[DATA SECTION]
(begin)
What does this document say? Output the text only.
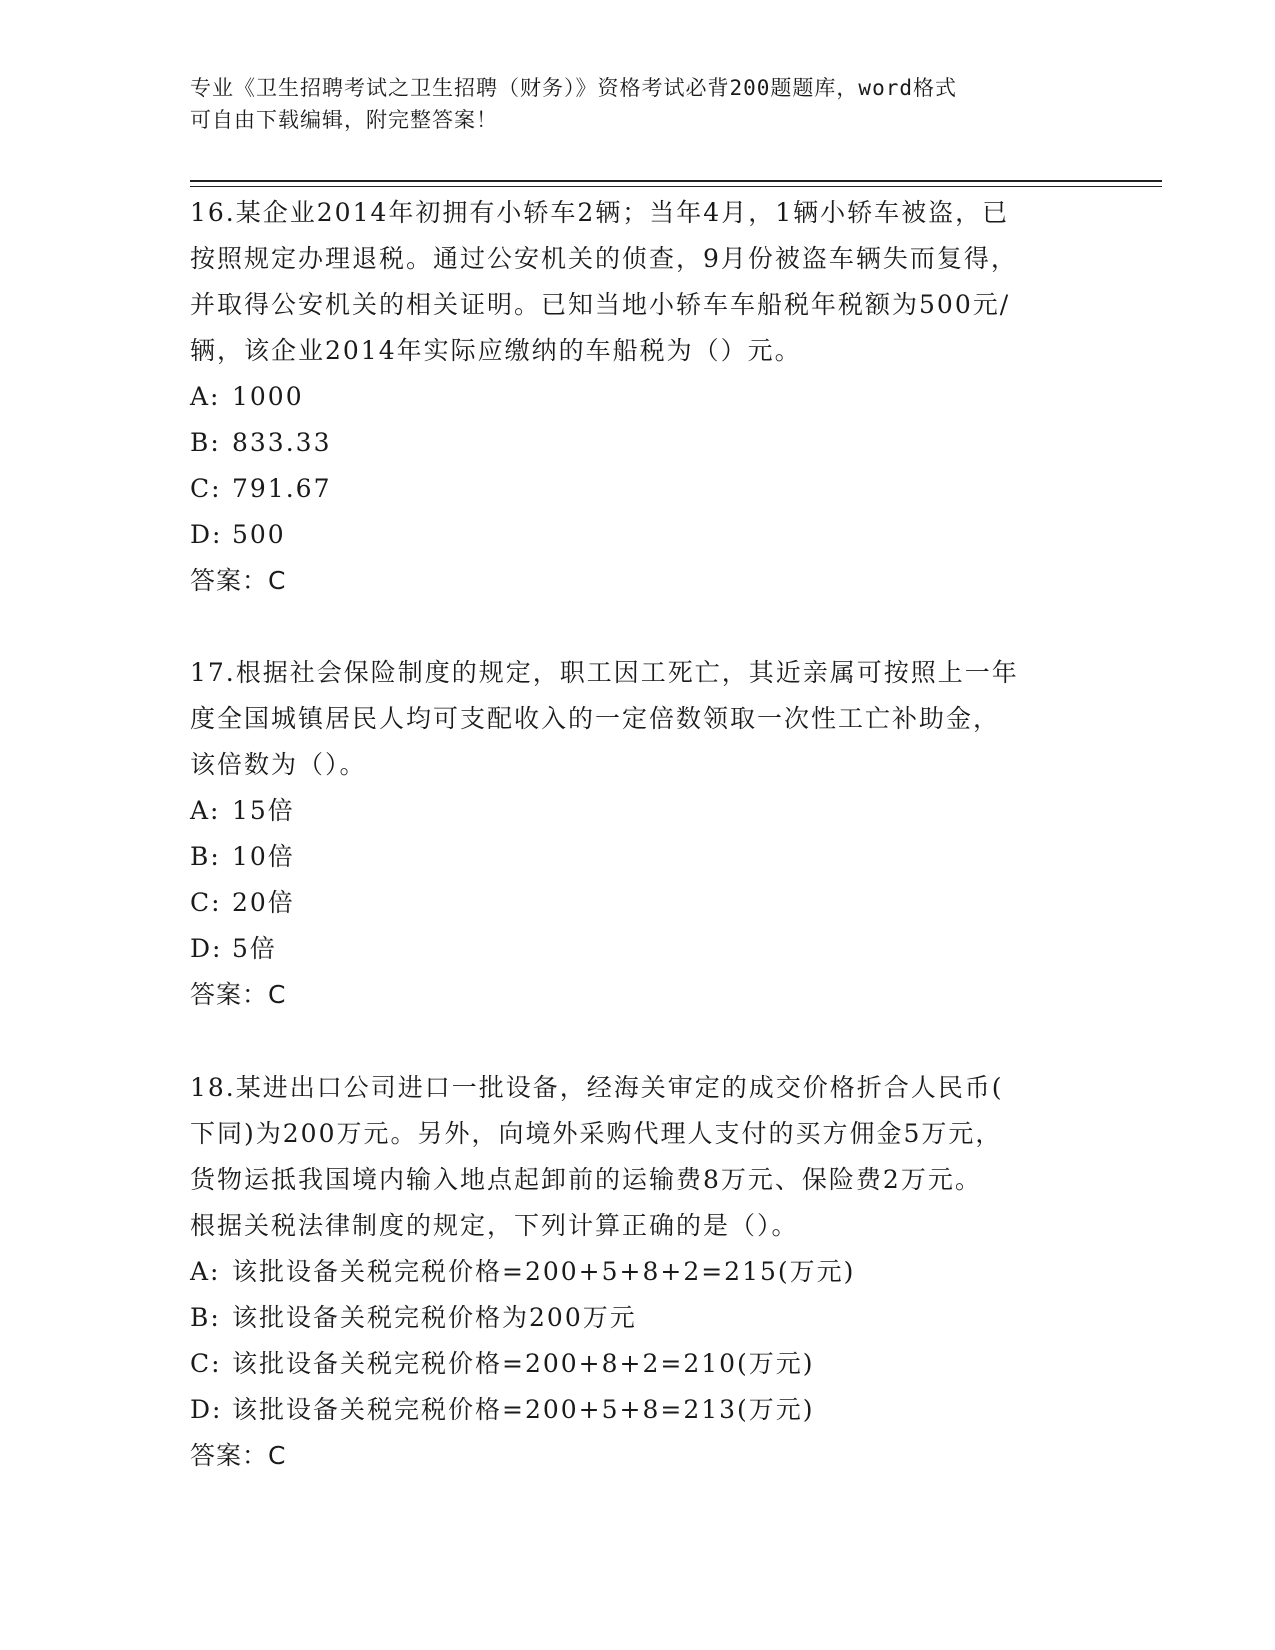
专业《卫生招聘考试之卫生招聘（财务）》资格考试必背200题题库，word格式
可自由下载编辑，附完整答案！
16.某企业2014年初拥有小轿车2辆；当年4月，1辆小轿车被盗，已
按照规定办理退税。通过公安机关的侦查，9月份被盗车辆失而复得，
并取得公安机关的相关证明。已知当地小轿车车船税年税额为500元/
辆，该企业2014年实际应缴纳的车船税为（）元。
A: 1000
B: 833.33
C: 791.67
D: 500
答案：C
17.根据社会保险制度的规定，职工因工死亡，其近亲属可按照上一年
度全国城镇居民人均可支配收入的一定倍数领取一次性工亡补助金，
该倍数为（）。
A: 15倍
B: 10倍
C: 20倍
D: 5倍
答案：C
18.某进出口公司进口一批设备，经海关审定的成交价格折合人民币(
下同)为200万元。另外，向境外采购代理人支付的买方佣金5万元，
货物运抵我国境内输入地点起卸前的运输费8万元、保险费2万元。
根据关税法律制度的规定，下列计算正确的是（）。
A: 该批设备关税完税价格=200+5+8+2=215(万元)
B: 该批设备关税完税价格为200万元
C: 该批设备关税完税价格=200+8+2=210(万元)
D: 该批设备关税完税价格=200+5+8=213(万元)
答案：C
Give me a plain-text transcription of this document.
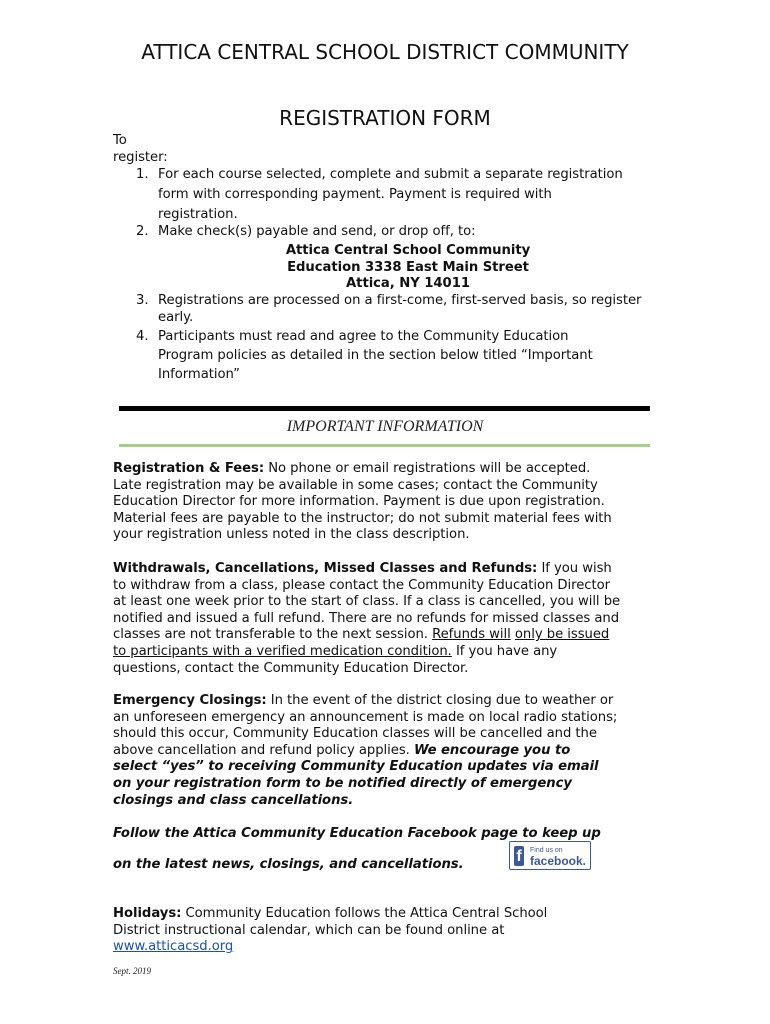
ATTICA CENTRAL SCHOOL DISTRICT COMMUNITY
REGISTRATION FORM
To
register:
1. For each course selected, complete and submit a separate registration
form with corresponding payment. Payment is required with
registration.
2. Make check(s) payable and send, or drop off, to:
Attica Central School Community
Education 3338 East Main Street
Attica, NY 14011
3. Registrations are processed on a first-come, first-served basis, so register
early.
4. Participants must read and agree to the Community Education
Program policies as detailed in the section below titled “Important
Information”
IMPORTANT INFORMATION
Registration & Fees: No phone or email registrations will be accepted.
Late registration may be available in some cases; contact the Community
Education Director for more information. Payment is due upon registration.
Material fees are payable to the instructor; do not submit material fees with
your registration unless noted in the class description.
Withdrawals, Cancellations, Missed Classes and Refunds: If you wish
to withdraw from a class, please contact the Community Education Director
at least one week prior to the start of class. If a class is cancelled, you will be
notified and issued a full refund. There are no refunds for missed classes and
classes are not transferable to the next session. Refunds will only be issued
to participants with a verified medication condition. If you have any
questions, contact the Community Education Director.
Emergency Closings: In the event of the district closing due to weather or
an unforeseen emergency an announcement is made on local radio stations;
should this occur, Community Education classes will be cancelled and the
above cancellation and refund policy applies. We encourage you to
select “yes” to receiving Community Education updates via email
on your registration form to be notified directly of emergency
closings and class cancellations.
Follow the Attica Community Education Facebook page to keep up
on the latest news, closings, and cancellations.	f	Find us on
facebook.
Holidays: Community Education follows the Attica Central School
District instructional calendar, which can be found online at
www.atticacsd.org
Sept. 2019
(end)
Copy every line in the entries above that has the string "Director" in it.

[OUTPUT BELOW]
Education Director for more information. Payment is due upon registration.
to withdraw from a class, please contact the Community Education Director
questions, contact the Community Education Director.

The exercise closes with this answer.